- What you need to do -
In the data that follows, count each line holding the string "text"; answer with the number only.

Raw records

☆ ☆ ☆

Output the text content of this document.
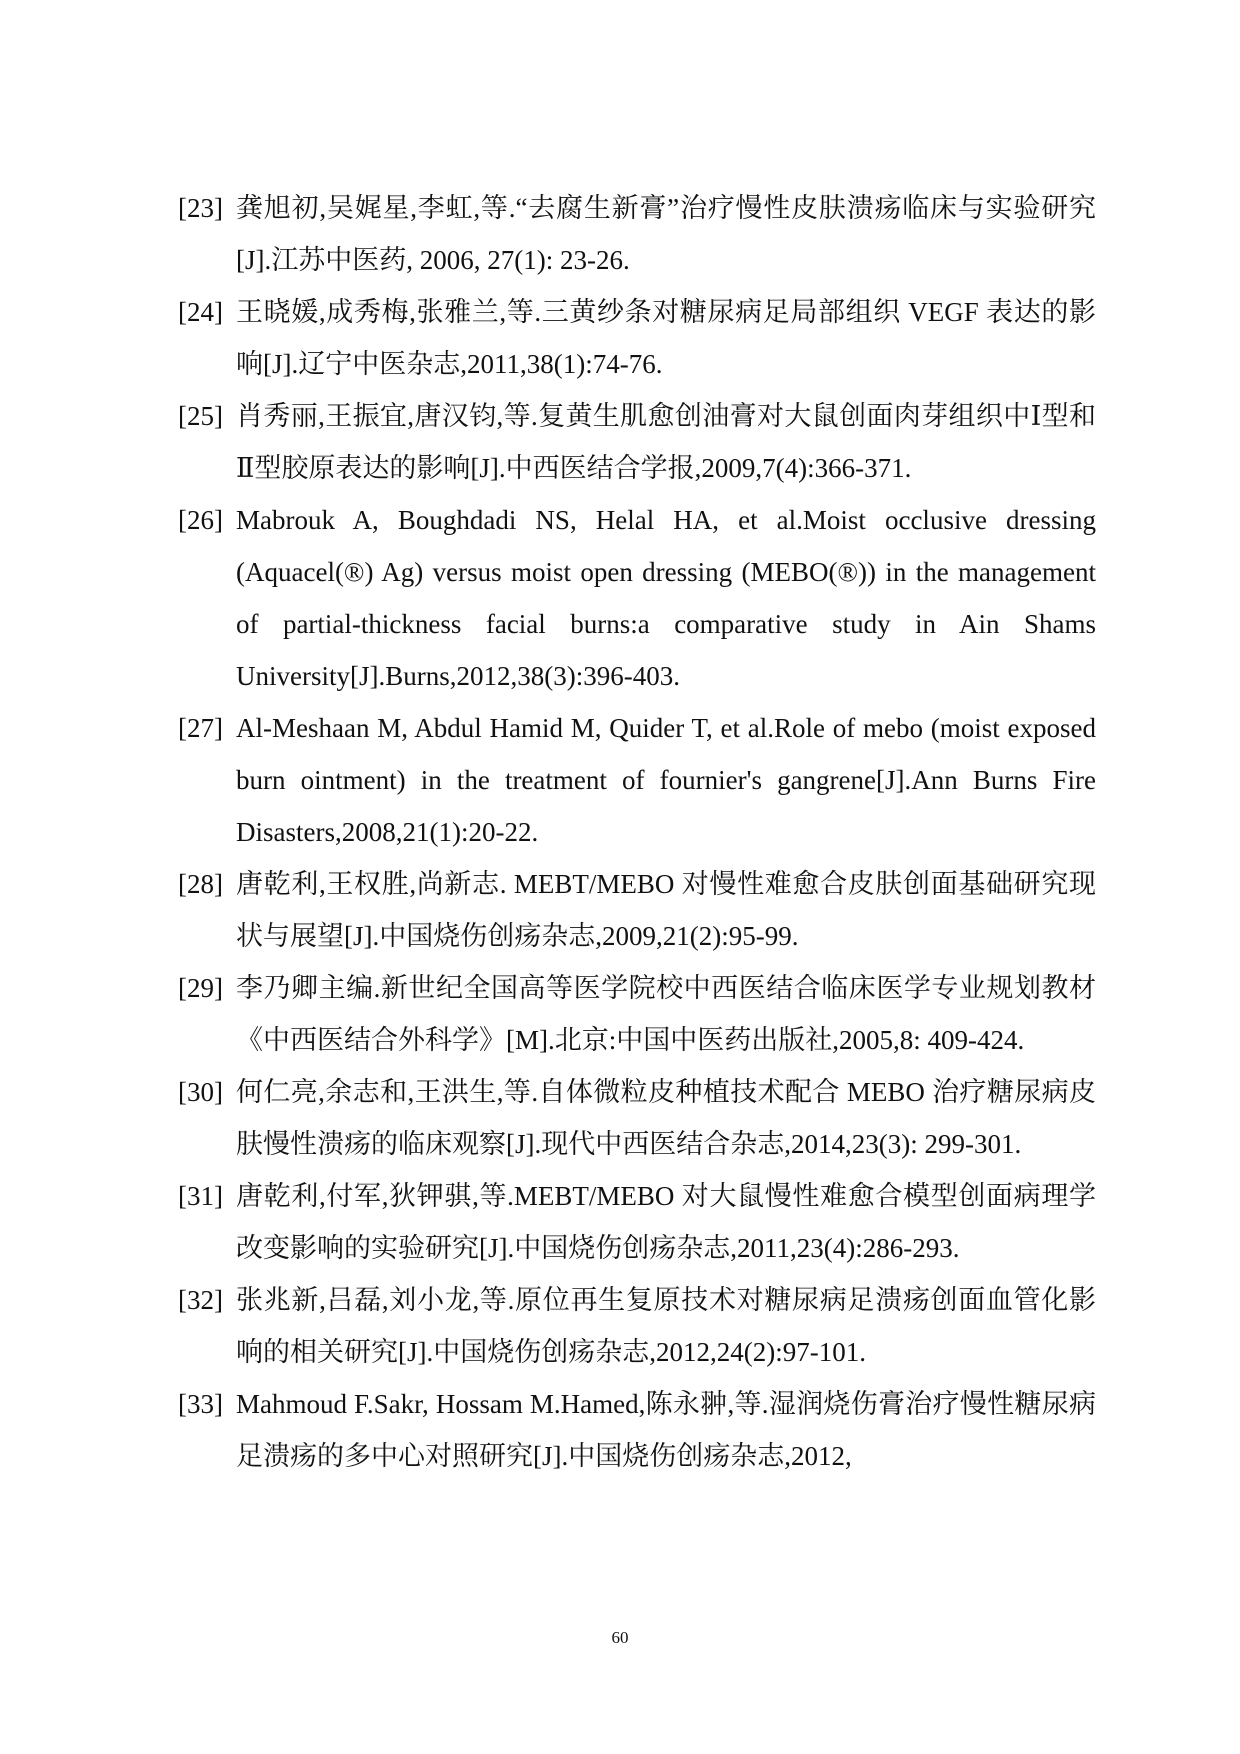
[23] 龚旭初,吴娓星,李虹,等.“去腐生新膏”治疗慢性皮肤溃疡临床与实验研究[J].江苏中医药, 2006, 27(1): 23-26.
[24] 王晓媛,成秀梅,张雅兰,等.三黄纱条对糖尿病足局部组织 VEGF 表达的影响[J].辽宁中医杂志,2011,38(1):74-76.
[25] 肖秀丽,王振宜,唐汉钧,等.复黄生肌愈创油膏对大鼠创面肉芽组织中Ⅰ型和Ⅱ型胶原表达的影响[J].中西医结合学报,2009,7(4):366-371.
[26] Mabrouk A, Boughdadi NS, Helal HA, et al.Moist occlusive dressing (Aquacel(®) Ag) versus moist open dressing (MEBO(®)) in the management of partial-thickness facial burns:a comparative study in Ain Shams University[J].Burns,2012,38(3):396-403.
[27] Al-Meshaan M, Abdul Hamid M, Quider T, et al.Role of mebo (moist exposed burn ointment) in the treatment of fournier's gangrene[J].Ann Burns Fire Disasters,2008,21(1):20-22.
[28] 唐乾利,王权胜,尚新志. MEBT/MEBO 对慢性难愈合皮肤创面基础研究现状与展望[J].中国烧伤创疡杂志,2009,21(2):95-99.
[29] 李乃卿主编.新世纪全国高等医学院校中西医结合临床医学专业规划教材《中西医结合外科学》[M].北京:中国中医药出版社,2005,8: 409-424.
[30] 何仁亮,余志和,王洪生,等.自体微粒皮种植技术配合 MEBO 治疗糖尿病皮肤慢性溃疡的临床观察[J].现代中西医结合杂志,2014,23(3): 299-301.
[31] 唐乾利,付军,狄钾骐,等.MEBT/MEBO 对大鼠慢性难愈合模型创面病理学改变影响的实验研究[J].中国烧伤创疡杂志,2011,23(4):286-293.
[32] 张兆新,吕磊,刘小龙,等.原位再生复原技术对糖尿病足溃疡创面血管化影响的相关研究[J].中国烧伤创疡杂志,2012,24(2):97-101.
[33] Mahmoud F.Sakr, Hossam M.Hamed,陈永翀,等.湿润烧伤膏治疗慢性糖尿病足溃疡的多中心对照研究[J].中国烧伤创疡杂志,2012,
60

☆ ☆ ☆

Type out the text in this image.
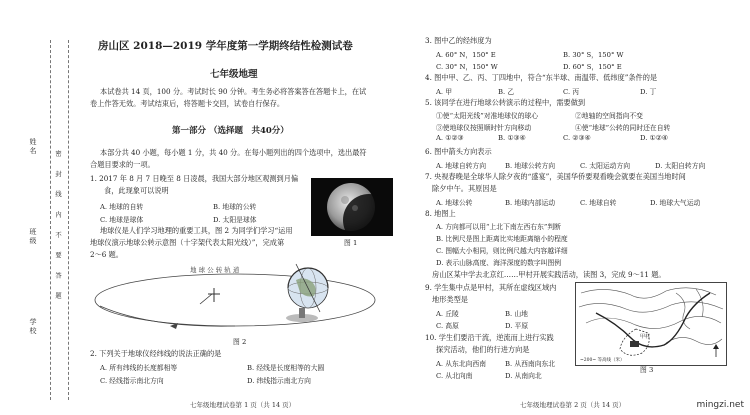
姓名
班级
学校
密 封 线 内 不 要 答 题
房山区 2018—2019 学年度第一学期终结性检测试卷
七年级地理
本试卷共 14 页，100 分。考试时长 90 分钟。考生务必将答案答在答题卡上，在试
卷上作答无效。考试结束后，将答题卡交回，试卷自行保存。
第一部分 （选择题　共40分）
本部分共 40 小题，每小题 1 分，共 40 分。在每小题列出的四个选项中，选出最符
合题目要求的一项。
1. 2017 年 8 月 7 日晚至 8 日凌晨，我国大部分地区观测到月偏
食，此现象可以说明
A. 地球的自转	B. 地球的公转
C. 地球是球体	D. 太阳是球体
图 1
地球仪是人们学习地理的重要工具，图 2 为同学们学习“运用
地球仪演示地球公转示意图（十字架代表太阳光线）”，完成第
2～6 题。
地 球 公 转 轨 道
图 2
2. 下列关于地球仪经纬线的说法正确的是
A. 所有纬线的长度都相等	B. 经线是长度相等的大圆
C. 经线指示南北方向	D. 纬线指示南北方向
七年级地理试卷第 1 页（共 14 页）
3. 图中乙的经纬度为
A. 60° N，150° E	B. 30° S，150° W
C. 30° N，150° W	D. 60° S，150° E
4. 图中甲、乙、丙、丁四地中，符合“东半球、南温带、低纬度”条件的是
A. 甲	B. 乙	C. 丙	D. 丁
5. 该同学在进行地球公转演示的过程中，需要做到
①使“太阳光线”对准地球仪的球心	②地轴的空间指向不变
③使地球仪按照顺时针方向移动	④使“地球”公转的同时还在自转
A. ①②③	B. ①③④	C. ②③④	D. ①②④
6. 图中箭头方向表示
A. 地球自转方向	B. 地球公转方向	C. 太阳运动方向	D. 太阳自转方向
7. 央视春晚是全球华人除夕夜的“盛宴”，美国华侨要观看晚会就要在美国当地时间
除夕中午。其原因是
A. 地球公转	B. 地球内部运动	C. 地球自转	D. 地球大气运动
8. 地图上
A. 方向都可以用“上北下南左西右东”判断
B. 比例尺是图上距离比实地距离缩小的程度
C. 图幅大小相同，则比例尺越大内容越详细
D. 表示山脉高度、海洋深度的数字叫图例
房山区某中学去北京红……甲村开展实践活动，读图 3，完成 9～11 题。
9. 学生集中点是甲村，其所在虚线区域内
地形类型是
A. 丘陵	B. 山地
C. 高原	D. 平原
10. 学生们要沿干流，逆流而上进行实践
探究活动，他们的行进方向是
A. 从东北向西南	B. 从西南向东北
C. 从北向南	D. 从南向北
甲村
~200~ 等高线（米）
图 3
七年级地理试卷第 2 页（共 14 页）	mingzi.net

☆ ☆ ☆

- Response -
2